__Records from a collection__:
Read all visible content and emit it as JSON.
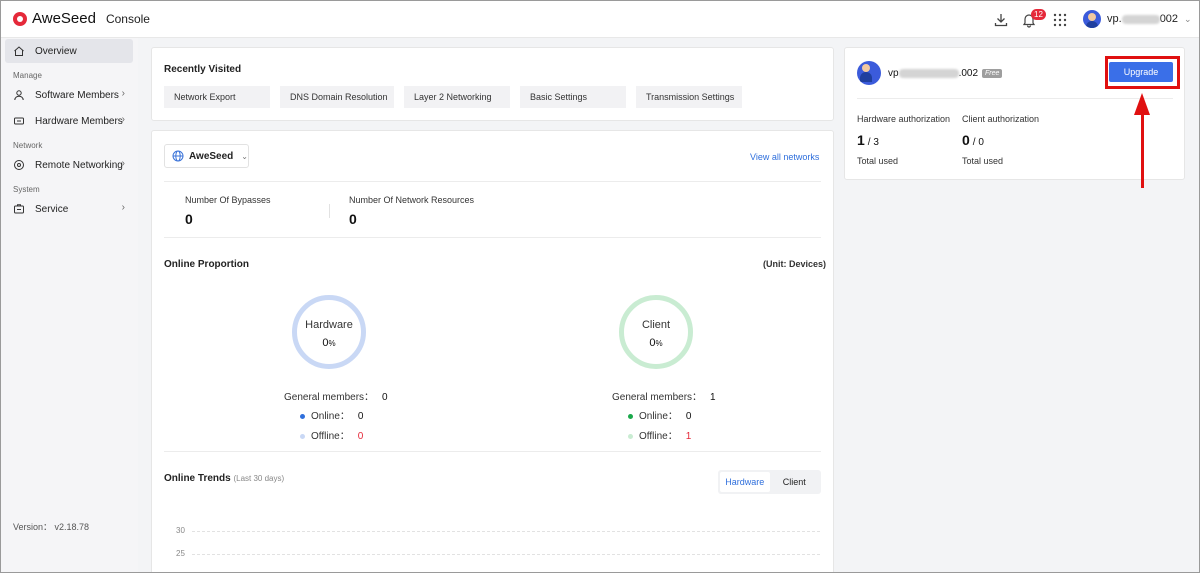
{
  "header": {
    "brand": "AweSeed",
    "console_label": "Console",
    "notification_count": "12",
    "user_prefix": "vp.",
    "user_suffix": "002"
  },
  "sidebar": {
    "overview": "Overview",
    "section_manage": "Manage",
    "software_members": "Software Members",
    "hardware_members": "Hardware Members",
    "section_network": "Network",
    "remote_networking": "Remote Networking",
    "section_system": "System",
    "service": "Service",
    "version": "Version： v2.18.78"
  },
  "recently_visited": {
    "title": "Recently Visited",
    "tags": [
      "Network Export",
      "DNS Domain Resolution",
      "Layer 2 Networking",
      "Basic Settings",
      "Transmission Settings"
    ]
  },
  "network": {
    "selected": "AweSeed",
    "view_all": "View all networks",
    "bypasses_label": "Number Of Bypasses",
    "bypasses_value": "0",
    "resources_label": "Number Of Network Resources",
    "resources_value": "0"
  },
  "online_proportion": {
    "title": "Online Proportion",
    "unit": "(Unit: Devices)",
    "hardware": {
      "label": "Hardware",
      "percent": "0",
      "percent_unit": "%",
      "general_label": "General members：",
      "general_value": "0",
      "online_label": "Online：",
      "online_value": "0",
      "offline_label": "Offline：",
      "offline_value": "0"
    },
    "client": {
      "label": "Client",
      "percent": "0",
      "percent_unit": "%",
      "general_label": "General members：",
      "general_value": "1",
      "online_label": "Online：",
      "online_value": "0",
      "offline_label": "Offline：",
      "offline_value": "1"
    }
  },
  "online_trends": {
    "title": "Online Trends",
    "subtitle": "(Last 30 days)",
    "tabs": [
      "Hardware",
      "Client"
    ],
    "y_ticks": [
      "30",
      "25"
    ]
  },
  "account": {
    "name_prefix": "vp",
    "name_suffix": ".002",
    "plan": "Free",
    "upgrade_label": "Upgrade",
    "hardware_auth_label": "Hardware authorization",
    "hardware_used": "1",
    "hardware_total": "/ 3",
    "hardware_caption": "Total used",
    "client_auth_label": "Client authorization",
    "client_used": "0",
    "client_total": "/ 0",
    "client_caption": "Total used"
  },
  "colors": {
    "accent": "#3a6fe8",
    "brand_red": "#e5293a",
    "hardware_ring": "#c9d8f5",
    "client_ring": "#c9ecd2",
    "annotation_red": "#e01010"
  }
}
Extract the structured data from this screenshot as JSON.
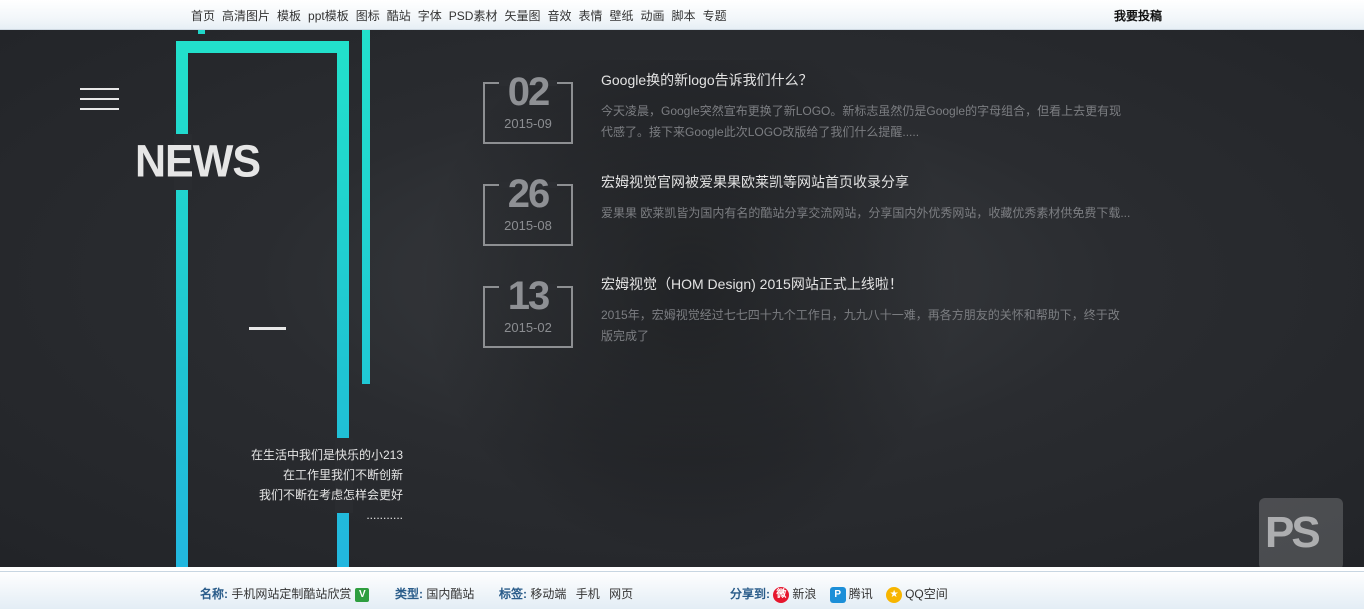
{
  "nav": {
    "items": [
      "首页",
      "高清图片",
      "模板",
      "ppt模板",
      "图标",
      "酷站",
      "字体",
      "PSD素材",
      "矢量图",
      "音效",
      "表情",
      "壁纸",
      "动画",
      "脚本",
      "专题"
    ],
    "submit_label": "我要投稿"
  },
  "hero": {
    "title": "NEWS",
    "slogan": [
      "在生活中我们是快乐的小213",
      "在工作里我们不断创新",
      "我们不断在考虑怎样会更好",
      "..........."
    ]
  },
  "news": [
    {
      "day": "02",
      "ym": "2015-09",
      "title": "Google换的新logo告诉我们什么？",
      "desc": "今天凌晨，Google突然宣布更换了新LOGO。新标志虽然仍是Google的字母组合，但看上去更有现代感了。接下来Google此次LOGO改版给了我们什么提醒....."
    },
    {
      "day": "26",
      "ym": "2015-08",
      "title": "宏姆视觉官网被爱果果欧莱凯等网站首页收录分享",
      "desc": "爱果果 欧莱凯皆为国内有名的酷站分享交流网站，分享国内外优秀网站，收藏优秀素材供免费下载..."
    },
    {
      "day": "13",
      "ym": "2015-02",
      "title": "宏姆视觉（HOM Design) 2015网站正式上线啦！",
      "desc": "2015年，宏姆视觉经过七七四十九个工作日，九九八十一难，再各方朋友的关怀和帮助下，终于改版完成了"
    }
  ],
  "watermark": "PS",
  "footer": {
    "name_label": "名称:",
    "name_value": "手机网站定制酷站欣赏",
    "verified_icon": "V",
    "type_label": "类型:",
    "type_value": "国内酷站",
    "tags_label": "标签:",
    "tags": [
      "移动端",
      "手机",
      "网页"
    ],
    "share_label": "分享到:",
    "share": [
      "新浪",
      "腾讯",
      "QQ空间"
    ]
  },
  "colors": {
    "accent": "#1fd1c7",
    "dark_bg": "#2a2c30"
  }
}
* * *
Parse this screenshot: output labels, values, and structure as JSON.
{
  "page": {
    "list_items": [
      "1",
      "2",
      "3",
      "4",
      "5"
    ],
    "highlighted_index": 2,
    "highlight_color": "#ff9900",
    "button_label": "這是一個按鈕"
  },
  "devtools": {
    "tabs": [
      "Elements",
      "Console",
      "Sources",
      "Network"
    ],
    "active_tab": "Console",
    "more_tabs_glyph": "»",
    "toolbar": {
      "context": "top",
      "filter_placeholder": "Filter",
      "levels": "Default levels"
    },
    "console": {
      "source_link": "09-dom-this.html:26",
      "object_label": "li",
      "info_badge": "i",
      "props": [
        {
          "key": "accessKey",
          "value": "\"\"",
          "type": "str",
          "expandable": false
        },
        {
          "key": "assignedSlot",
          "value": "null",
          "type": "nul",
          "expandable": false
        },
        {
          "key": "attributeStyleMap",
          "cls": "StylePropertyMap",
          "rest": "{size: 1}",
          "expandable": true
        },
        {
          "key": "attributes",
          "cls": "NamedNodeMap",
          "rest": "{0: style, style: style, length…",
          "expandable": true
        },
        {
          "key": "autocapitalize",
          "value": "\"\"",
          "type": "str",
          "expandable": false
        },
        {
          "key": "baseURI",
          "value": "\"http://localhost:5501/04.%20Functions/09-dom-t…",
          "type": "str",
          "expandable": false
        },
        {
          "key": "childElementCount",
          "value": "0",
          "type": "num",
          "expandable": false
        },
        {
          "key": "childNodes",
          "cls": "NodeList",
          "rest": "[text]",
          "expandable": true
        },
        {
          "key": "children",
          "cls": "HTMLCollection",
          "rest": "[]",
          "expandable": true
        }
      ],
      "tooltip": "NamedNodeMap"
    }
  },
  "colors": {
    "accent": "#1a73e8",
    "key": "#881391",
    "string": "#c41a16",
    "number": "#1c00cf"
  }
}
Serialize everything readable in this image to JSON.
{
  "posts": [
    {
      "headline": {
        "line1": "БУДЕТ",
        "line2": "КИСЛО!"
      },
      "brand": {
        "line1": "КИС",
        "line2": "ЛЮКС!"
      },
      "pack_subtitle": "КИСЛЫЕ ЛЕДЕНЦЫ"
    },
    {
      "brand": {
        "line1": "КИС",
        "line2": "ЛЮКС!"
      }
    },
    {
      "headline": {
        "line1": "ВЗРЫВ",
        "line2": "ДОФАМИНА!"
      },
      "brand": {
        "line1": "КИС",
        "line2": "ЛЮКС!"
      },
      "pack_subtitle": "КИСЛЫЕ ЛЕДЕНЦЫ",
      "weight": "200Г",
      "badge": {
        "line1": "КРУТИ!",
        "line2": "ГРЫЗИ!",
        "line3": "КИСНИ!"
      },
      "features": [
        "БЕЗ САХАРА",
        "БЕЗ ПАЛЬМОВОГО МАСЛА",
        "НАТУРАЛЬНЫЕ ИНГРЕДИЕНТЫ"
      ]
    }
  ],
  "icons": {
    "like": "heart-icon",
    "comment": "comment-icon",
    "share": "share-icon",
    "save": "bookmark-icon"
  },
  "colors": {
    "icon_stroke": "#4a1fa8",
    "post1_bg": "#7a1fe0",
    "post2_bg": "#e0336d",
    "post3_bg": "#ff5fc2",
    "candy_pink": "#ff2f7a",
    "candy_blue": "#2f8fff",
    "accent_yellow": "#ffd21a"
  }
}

__GIVEN REQUEST__: Using the listing above, show every line that includes the string "desc".

__TASK SOLUTION__:
      "desc": "今天凌晨，Google突然宣布更换了新LOGO。新标志虽然仍是Google的字母组合，但看上去更有现代感了。接下来Google此次LOGO改版给了我们什么提醒....."
      "desc": "爱果果 欧莱凯皆为国内有名的酷站分享交流网站，分享国内外优秀网站，收藏优秀素材供免费下载..."
      "desc": "2015年，宏姆视觉经过七七四十九个工作日，九九八十一难，再各方朋友的关怀和帮助下，终于改版完成了"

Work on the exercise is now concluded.